Projected Income : Vat actually charged

net amount (excluding VAT) Operation VAT tax, % VAT amount gross amount (including VAT)
100000 add VAT 13 13000 113000

Projected Income Vat charged @20%

gross amount (including VAT) Operation VAT tax, % VAT amount net amount (excluding VAT)
100000 extract VAT 20 16666.67 83333.33

11.5% / 20%

Difference added back to turnover £5,166.67

Total turnover with derived benefit £105,166.67

Charging 13% VAT

Difference added back to turnover £3666.67

Total turnover with derived benefit £103,666.67

Again I think you’re overcomplicating things and mixing up the “VAT rate” which is a percentage of the net excluding VAT, and the “flat rate percentage” which is a percentage of the total including VAT. The actual situation is more like this:

Scenario total takings FR VAT owed
(11.5% of prev column)

(Structured page parsing data)

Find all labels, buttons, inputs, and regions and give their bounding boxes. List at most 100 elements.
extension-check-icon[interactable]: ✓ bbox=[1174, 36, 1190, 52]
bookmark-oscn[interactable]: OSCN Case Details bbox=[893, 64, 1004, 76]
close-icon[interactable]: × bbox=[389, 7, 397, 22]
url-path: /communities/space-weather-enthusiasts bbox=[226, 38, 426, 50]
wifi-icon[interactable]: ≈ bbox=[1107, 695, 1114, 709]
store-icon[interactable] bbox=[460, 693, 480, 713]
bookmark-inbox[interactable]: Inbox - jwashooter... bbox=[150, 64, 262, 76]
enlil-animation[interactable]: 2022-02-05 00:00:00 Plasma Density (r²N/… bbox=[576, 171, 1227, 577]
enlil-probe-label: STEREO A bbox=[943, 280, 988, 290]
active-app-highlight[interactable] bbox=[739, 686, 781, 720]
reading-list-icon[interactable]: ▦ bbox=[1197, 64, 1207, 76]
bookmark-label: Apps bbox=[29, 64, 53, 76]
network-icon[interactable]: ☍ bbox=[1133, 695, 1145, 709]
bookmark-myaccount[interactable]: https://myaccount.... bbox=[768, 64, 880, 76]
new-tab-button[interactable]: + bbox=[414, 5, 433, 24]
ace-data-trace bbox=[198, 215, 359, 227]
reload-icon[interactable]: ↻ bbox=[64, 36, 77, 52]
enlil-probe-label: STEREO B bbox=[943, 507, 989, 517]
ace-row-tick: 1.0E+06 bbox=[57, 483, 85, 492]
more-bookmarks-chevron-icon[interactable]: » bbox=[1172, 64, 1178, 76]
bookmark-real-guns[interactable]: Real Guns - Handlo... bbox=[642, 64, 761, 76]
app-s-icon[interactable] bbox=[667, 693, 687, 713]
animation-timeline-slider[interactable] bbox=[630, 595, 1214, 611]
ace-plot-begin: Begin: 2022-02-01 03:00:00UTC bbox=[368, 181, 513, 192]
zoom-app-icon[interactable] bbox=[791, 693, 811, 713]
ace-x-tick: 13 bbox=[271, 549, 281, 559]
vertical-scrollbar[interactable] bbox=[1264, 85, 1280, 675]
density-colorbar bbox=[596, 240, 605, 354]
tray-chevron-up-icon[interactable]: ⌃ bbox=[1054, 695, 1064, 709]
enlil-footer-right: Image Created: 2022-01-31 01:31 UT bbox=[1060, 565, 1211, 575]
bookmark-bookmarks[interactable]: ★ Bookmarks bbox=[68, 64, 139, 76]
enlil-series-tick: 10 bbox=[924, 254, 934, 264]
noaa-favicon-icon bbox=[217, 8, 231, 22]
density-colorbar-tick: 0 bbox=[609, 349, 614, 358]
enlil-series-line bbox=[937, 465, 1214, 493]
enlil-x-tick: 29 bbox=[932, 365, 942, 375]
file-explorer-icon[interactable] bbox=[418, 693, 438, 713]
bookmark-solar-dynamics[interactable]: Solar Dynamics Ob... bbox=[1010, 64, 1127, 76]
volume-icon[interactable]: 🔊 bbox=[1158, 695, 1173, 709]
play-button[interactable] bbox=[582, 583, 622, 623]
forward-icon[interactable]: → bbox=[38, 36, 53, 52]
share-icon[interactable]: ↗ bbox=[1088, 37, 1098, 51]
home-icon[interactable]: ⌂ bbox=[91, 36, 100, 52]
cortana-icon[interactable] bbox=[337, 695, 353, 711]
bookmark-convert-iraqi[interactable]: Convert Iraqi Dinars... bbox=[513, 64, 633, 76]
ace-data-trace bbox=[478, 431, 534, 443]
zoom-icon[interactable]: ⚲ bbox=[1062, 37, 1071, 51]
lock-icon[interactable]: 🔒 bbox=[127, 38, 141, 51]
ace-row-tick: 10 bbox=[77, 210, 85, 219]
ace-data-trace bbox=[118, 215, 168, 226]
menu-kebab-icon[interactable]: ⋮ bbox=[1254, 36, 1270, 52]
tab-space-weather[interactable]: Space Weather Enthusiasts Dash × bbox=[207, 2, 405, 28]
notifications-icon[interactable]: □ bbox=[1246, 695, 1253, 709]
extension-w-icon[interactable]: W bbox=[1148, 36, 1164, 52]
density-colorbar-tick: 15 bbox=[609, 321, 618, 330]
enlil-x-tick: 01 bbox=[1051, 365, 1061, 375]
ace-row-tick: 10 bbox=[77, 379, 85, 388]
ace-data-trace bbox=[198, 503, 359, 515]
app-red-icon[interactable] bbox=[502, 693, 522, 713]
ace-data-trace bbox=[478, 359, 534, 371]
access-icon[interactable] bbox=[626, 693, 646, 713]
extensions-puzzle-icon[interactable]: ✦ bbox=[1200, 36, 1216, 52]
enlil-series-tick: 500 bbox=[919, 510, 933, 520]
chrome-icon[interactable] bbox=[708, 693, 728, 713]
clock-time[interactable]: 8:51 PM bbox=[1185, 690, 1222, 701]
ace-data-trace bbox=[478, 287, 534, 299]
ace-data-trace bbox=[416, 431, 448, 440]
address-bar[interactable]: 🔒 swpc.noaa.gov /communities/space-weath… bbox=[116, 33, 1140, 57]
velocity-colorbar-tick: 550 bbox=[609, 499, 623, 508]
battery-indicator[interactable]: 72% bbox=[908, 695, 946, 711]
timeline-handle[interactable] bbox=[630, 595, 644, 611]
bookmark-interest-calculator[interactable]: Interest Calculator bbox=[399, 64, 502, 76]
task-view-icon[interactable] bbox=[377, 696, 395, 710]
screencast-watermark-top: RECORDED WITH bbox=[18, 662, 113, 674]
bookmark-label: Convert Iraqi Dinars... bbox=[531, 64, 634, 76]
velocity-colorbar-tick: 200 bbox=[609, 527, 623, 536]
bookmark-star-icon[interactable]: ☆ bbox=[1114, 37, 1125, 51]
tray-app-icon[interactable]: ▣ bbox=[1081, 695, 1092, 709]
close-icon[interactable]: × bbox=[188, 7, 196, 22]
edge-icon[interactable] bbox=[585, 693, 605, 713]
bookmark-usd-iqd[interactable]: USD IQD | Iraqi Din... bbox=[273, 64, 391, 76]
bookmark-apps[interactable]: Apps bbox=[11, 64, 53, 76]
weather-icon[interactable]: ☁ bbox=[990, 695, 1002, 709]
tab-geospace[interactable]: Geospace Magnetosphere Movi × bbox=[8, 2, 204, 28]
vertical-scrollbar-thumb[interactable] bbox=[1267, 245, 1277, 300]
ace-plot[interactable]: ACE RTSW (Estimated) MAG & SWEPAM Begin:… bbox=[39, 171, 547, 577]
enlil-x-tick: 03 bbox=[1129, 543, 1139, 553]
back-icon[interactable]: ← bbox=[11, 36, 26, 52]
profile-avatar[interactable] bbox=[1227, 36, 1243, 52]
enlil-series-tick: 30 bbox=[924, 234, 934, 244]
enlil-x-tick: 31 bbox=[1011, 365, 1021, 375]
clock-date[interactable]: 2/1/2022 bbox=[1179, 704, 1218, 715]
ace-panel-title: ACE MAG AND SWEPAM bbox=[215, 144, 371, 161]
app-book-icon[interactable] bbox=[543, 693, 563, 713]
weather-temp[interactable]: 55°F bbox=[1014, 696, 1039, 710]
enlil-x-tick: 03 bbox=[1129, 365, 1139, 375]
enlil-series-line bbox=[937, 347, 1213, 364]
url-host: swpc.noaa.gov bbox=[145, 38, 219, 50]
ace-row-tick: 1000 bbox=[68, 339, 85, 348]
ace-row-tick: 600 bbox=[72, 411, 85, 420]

• TASK REQUIREMENTS
- 1) According to the VAT excerpt, what is the "flat rate percentage" a percentage of?
- 2) Repeat the part of the VAT excerpt that opens with the words containing "100000 add VAT" and closes with "amount net amount (excluding VAT)".
- 3) Go on with the excerpt about VAT and flat rate percentages from the point where it stops.

• ANSWERS TO THE TASKS
- 1) It is a percentage of the total including VAT.

- 2)
100000 add VAT 13 13000 113000

Projected Income Vat charged @20%

gross amount (including VAT) Operation VAT tax, % VAT amount net amount (excluding VAT)

- 3)
Amount you keep
(i.e. your turnover)
% change
Current (not VAT reg) 100,000 nil 100,000 n/a
Keep current prices 100,000 11,500 88,500 ↓11.5%
Increase prices by 5% 105,000 12,075 92,925 ↓7.075%
Increase prices by 10% 110,000 12,650 97,350 ↓2.65%
Increase prices by 13% 113,000 12,995 100,005 ↑0.005%

For the purpose of this modelling you don’t need to care about the 20% VAT rate - yes, this is how you have to record those prices on a VAT invoice, but for modelling the effect on your GP% when you’re operating on flat rate VAT all you care about is the overall gross total (and of course these numbers all assume the higher prices don’t result in fewer sales, which is in itself somewhat unrealistic).

The sweet spot is a business decision for you, to balance how far you can increase your prices without driving away customers vs how many percentage points you can afford to knock off your gross margin and still remain a viable business.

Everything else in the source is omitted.